== To do ==
All of the entries need to be set down exactly as they read.

== Record set ==
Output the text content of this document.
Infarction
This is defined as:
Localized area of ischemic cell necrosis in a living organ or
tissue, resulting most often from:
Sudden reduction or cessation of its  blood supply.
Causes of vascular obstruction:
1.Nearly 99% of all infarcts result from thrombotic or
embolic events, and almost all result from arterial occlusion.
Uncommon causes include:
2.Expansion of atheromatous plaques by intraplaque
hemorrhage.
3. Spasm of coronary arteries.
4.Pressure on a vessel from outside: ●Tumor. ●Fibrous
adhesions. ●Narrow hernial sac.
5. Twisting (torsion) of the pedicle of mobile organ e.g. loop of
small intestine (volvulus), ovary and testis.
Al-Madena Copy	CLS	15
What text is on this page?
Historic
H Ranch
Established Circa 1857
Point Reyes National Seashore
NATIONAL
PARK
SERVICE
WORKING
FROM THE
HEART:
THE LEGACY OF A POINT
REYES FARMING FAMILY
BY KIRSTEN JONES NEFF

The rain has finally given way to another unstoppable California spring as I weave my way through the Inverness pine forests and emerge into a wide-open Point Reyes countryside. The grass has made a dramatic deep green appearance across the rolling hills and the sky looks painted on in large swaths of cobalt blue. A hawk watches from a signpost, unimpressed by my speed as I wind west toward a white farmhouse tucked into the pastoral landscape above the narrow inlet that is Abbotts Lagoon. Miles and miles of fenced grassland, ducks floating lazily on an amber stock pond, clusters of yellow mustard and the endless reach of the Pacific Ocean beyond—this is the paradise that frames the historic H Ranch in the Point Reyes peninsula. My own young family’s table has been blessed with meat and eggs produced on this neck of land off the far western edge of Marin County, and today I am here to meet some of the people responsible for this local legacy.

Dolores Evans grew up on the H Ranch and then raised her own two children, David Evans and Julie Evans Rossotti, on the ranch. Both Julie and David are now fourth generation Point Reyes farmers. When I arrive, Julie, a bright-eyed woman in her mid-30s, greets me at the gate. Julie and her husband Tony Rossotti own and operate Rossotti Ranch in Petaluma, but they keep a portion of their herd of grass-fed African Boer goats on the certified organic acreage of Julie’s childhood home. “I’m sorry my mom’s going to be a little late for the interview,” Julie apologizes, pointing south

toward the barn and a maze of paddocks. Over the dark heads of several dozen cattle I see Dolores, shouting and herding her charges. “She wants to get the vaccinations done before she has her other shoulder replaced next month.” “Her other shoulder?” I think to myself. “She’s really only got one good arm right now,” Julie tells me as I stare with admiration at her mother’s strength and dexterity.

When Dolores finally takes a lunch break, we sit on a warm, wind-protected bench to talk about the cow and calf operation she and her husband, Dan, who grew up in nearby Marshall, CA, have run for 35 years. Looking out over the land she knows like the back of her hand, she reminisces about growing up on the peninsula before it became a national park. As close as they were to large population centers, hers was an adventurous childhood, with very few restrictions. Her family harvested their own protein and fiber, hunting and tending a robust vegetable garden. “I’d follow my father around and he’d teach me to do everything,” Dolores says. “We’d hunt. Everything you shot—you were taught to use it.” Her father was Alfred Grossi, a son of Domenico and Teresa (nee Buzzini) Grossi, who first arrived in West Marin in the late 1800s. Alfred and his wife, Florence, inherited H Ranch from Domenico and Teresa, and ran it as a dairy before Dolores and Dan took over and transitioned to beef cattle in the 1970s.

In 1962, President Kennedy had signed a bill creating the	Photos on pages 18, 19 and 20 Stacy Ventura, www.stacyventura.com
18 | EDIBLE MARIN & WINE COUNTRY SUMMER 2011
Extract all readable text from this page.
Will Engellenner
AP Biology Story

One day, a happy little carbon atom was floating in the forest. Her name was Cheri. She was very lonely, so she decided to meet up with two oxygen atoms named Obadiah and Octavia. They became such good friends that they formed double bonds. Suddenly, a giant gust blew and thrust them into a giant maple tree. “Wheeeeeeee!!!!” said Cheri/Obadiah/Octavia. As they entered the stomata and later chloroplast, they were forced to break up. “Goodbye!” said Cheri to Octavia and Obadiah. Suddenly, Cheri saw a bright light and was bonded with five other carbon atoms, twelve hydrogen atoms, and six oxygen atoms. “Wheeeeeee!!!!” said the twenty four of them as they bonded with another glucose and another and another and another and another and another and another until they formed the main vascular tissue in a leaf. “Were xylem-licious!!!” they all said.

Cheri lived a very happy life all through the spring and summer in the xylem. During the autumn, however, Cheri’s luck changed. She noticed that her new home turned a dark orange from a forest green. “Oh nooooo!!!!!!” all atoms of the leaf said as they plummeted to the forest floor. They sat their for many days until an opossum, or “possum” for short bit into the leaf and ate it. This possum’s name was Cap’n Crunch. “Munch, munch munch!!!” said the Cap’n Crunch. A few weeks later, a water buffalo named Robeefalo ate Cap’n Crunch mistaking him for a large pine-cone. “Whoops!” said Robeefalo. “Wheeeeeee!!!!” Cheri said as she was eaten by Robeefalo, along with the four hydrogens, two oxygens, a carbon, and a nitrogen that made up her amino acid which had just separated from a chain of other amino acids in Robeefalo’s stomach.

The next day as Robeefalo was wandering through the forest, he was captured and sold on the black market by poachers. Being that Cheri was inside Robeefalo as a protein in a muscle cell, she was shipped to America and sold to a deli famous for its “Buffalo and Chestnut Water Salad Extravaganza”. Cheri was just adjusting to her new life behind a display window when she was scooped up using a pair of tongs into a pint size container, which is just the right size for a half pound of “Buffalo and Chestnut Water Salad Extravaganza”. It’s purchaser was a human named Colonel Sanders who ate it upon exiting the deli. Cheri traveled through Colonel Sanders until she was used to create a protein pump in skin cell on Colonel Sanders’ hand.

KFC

== Finished task ==
Output the text content of this document.
Infarction
This is defined as:
Localized area of ischemic cell necrosis in a living organ or
tissue, resulting most often from:
Sudden reduction or cessation of its  blood supply.
Causes of vascular obstruction:
1.Nearly 99% of all infarcts result from thrombotic or
embolic events, and almost all result from arterial occlusion.
Uncommon causes include:
2.Expansion of atheromatous plaques by intraplaque
hemorrhage.
3. Spasm of coronary arteries.
4.Pressure on a vessel from outside: ●Tumor. ●Fibrous
adhesions. ●Narrow hernial sac.
5. Twisting (torsion) of the pedicle of mobile organ e.g. loop of
small intestine (volvulus), ovary and testis.
Al-Madena Copy	CLS	15
What text is on this page?
Historic
H Ranch
Established Circa 1857
Point Reyes National Seashore
NATIONAL
PARK
SERVICE
WORKING
FROM THE
HEART:
THE LEGACY OF A POINT
REYES FARMING FAMILY
BY KIRSTEN JONES NEFF

The rain has finally given way to another unstoppable California spring as I weave my way through the Inverness pine forests and emerge into a wide-open Point Reyes countryside. The grass has made a dramatic deep green appearance across the rolling hills and the sky looks painted on in large swaths of cobalt blue. A hawk watches from a signpost, unimpressed by my speed as I wind west toward a white farmhouse tucked into the pastoral landscape above the narrow inlet that is Abbotts Lagoon. Miles and miles of fenced grassland, ducks floating lazily on an amber stock pond, clusters of yellow mustard and the endless reach of the Pacific Ocean beyond—this is the paradise that frames the historic H Ranch in the Point Reyes peninsula. My own young family’s table has been blessed with meat and eggs produced on this neck of land off the far western edge of Marin County, and today I am here to meet some of the people responsible for this local legacy.

Dolores Evans grew up on the H Ranch and then raised her own two children, David Evans and Julie Evans Rossotti, on the ranch. Both Julie and David are now fourth generation Point Reyes farmers. When I arrive, Julie, a bright-eyed woman in her mid-30s, greets me at the gate. Julie and her husband Tony Rossotti own and operate Rossotti Ranch in Petaluma, but they keep a portion of their herd of grass-fed African Boer goats on the certified organic acreage of Julie’s childhood home. “I’m sorry my mom’s going to be a little late for the interview,” Julie apologizes, pointing south

toward the barn and a maze of paddocks. Over the dark heads of several dozen cattle I see Dolores, shouting and herding her charges. “She wants to get the vaccinations done before she has her other shoulder replaced next month.” “Her other shoulder?” I think to myself. “She’s really only got one good arm right now,” Julie tells me as I stare with admiration at her mother’s strength and dexterity.

When Dolores finally takes a lunch break, we sit on a warm, wind-protected bench to talk about the cow and calf operation she and her husband, Dan, who grew up in nearby Marshall, CA, have run for 35 years. Looking out over the land she knows like the back of her hand, she reminisces about growing up on the peninsula before it became a national park. As close as they were to large population centers, hers was an adventurous childhood, with very few restrictions. Her family harvested their own protein and fiber, hunting and tending a robust vegetable garden. “I’d follow my father around and he’d teach me to do everything,” Dolores says. “We’d hunt. Everything you shot—you were taught to use it.” Her father was Alfred Grossi, a son of Domenico and Teresa (nee Buzzini) Grossi, who first arrived in West Marin in the late 1800s. Alfred and his wife, Florence, inherited H Ranch from Domenico and Teresa, and ran it as a dairy before Dolores and Dan took over and transitioned to beef cattle in the 1970s.

In 1962, President Kennedy had signed a bill creating the	Photos on pages 18, 19 and 20 Stacy Ventura, www.stacyventura.com
18 | EDIBLE MARIN & WINE COUNTRY SUMMER 2011
Extract all readable text from this page.
Will Engellenner
AP Biology Story

One day, a happy little carbon atom was floating in the forest. Her name was Cheri. She was very lonely, so she decided to meet up with two oxygen atoms named Obadiah and Octavia. They became such good friends that they formed double bonds. Suddenly, a giant gust blew and thrust them into a giant maple tree. “Wheeeeeeee!!!!” said Cheri/Obadiah/Octavia. As they entered the stomata and later chloroplast, they were forced to break up. “Goodbye!” said Cheri to Octavia and Obadiah. Suddenly, Cheri saw a bright light and was bonded with five other carbon atoms, twelve hydrogen atoms, and six oxygen atoms. “Wheeeeeee!!!!” said the twenty four of them as they bonded with another glucose and another and another and another and another and another and another until they formed the main vascular tissue in a leaf. “Were xylem-licious!!!” they all said.

Cheri lived a very happy life all through the spring and summer in the xylem. During the autumn, however, Cheri’s luck changed. She noticed that her new home turned a dark orange from a forest green. “Oh nooooo!!!!!!” all atoms of the leaf said as they plummeted to the forest floor. They sat their for many days until an opossum, or “possum” for short bit into the leaf and ate it. This possum’s name was Cap’n Crunch. “Munch, munch munch!!!” said the Cap’n Crunch. A few weeks later, a water buffalo named Robeefalo ate Cap’n Crunch mistaking him for a large pine-cone. “Whoops!” said Robeefalo. “Wheeeeeee!!!!” Cheri said as she was eaten by Robeefalo, along with the four hydrogens, two oxygens, a carbon, and a nitrogen that made up her amino acid which had just separated from a chain of other amino acids in Robeefalo’s stomach.

The next day as Robeefalo was wandering through the forest, he was captured and sold on the black market by poachers. Being that Cheri was inside Robeefalo as a protein in a muscle cell, she was shipped to America and sold to a deli famous for its “Buffalo and Chestnut Water Salad Extravaganza”. Cheri was just adjusting to her new life behind a display window when she was scooped up using a pair of tongs into a pint size container, which is just the right size for a half pound of “Buffalo and Chestnut Water Salad Extravaganza”. It’s purchaser was a human named Colonel Sanders who ate it upon exiting the deli. Cheri traveled through Colonel Sanders until she was used to create a protein pump in skin cell on Colonel Sanders’ hand.

KFC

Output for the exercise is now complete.